(begin)
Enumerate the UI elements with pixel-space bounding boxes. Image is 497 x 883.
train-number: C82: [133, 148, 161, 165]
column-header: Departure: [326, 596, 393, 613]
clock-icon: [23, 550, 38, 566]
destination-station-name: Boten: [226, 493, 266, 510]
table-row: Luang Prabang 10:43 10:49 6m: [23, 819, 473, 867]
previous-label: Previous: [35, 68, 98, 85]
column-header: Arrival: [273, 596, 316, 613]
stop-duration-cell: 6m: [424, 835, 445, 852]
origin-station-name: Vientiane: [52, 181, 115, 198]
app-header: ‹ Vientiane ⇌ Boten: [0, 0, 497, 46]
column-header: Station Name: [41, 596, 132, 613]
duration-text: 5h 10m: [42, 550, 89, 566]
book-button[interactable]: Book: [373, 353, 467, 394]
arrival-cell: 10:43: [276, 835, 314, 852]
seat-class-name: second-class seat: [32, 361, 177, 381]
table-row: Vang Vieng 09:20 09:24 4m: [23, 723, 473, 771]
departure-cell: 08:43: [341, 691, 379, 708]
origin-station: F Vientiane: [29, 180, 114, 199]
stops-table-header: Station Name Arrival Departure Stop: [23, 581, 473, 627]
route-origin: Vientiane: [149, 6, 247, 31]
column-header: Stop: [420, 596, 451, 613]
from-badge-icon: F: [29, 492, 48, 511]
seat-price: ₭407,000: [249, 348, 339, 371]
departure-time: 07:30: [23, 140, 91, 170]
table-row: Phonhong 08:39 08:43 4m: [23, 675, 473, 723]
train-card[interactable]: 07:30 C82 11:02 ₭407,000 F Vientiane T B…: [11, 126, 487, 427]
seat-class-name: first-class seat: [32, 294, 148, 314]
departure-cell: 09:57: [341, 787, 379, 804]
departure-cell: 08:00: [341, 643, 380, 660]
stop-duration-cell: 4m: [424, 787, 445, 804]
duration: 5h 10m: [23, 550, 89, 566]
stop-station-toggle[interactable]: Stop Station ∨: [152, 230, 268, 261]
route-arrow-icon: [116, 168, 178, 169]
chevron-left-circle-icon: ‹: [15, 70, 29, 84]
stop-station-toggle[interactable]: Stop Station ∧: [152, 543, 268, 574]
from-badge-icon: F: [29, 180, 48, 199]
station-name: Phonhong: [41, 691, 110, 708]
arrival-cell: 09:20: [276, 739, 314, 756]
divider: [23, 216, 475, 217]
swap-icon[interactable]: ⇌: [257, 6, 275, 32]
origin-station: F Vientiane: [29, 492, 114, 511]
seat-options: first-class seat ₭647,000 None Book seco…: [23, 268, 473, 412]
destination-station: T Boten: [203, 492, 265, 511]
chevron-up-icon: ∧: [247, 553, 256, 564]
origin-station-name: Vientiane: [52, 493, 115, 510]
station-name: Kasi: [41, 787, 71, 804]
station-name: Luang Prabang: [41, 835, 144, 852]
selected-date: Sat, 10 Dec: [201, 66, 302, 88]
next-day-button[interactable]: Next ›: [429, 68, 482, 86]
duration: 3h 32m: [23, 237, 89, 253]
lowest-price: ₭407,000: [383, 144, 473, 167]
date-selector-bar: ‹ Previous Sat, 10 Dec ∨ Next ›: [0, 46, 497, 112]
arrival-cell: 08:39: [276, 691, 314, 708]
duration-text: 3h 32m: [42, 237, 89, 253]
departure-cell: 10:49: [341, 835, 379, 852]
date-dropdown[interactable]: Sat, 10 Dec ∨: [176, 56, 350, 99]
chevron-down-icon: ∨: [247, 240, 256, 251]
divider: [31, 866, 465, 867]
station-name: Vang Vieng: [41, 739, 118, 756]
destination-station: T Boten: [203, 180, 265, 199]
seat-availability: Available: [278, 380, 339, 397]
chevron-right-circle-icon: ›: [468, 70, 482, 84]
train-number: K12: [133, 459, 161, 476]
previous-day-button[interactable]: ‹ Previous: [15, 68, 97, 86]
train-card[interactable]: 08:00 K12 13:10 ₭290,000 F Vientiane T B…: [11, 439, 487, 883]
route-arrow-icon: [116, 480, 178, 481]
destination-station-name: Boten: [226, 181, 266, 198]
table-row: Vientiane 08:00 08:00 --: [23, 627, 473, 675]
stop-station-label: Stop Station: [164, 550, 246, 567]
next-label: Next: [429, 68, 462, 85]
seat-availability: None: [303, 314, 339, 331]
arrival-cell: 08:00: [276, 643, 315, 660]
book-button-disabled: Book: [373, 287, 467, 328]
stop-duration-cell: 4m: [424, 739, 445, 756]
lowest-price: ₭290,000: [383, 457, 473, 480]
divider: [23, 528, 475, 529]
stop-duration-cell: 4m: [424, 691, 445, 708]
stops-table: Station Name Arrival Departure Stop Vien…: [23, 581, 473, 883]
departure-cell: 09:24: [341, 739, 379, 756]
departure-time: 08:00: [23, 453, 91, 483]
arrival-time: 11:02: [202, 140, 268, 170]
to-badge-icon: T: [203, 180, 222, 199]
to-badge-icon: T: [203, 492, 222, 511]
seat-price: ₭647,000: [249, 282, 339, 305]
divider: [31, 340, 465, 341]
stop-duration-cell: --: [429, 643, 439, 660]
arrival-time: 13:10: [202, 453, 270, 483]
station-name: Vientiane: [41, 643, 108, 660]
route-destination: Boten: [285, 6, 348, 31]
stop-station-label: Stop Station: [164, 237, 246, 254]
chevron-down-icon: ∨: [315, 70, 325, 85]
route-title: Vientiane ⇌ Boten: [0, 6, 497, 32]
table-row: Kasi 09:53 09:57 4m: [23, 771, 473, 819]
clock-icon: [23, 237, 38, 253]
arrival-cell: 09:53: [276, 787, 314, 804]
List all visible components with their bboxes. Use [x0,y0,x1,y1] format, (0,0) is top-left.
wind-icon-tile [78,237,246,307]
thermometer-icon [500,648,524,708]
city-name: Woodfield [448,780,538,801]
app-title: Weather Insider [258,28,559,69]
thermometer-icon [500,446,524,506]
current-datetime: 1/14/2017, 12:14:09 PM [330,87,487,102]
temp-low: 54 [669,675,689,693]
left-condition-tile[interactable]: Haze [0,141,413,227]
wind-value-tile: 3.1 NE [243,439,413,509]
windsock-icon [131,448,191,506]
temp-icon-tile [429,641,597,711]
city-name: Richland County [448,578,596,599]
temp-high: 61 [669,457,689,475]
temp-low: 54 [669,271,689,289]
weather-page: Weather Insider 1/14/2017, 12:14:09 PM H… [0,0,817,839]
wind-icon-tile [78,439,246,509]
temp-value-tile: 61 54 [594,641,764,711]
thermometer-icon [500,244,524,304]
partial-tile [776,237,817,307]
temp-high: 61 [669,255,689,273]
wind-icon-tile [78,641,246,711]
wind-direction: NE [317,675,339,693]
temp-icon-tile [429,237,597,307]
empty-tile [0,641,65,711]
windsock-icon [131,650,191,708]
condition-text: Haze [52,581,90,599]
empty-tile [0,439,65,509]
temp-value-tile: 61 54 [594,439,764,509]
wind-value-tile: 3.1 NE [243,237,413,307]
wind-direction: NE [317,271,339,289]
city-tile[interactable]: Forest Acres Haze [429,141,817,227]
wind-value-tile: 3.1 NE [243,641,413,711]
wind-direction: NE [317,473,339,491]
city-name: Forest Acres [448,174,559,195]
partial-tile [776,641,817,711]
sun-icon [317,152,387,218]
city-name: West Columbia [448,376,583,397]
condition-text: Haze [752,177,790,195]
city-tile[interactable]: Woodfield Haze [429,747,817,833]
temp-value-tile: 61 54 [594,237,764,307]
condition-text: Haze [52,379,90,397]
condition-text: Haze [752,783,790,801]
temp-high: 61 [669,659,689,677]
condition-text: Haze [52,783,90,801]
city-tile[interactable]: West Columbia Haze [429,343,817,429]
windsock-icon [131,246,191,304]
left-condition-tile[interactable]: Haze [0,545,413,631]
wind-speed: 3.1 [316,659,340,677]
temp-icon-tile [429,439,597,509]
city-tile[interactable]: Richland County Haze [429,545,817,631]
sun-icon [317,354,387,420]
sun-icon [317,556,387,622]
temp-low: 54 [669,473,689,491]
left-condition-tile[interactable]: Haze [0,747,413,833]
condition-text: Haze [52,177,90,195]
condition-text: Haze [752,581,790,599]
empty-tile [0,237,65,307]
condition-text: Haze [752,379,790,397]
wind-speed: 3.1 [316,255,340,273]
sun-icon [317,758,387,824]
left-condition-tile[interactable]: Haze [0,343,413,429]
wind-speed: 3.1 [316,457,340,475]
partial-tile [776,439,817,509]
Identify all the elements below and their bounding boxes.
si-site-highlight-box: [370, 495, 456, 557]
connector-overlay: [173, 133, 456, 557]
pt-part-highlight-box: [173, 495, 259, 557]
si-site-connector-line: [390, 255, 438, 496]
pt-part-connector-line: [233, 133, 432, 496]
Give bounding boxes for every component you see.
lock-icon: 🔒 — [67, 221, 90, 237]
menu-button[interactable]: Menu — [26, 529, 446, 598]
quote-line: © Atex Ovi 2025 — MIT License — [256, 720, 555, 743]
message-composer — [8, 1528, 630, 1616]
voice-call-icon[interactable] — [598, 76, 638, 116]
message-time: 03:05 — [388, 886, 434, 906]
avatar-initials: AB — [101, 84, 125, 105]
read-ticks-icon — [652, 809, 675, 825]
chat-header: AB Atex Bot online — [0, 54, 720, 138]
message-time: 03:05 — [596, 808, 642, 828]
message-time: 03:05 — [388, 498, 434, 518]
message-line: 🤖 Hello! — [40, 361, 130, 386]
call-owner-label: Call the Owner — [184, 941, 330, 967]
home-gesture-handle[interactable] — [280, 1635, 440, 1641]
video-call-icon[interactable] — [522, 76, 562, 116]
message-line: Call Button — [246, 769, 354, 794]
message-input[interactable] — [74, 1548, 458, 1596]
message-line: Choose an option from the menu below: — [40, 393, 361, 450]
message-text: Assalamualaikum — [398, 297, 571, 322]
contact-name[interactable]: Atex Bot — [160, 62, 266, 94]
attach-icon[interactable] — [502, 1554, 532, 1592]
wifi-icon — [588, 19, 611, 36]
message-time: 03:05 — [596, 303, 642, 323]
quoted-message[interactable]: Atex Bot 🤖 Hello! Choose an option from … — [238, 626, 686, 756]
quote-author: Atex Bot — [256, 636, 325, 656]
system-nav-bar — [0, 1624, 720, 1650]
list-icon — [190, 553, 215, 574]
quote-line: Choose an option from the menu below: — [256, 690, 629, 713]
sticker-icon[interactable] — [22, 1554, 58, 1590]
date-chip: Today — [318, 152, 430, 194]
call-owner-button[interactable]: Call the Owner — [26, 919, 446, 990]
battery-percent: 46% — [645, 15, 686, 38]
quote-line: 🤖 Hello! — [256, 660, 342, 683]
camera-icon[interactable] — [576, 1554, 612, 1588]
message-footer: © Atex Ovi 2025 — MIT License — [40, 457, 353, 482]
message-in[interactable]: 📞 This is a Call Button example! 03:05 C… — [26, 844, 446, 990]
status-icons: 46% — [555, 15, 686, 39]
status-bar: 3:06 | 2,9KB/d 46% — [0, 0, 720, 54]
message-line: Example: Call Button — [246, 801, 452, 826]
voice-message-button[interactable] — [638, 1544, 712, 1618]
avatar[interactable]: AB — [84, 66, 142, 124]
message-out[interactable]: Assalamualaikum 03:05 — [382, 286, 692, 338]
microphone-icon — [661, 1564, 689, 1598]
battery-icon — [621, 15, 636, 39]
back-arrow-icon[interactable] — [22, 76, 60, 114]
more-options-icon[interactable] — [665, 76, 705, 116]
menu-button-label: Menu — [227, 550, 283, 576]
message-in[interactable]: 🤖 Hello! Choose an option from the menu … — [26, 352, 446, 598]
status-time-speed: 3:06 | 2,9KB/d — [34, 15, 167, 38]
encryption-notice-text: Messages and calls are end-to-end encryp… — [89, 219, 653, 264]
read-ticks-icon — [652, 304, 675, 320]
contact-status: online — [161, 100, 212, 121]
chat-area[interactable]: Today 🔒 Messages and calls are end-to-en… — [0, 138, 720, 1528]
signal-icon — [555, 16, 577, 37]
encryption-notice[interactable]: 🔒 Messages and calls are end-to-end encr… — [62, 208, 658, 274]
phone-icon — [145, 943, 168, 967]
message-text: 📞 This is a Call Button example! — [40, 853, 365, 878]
(end)
• _THE TASK_
Please rewrite everything from the start of the listing down to the line containing "table-row: Vang Vieng", replacing "column-header" with "column-title" and leaving all else unchanged.

• _FINAL RESULT_
Enumerate the UI elements with pixel-space bounding boxes. Image is 497 x 883.
train-number: C82: [133, 148, 161, 165]
column-title: Departure: [326, 596, 393, 613]
clock-icon: [23, 550, 38, 566]
destination-station-name: Boten: [226, 493, 266, 510]
table-row: Luang Prabang 10:43 10:49 6m: [23, 819, 473, 867]
previous-label: Previous: [35, 68, 98, 85]
column-title: Arrival: [273, 596, 316, 613]
stop-duration-cell: 6m: [424, 835, 445, 852]
origin-station-name: Vientiane: [52, 181, 115, 198]
app-header: ‹ Vientiane ⇌ Boten: [0, 0, 497, 46]
column-title: Station Name: [41, 596, 132, 613]
duration-text: 5h 10m: [42, 550, 89, 566]
book-button[interactable]: Book: [373, 353, 467, 394]
arrival-cell: 10:43: [276, 835, 314, 852]
seat-class-name: second-class seat: [32, 361, 177, 381]
table-row: Vang Vieng 09:20 09:24 4m: [23, 723, 473, 771]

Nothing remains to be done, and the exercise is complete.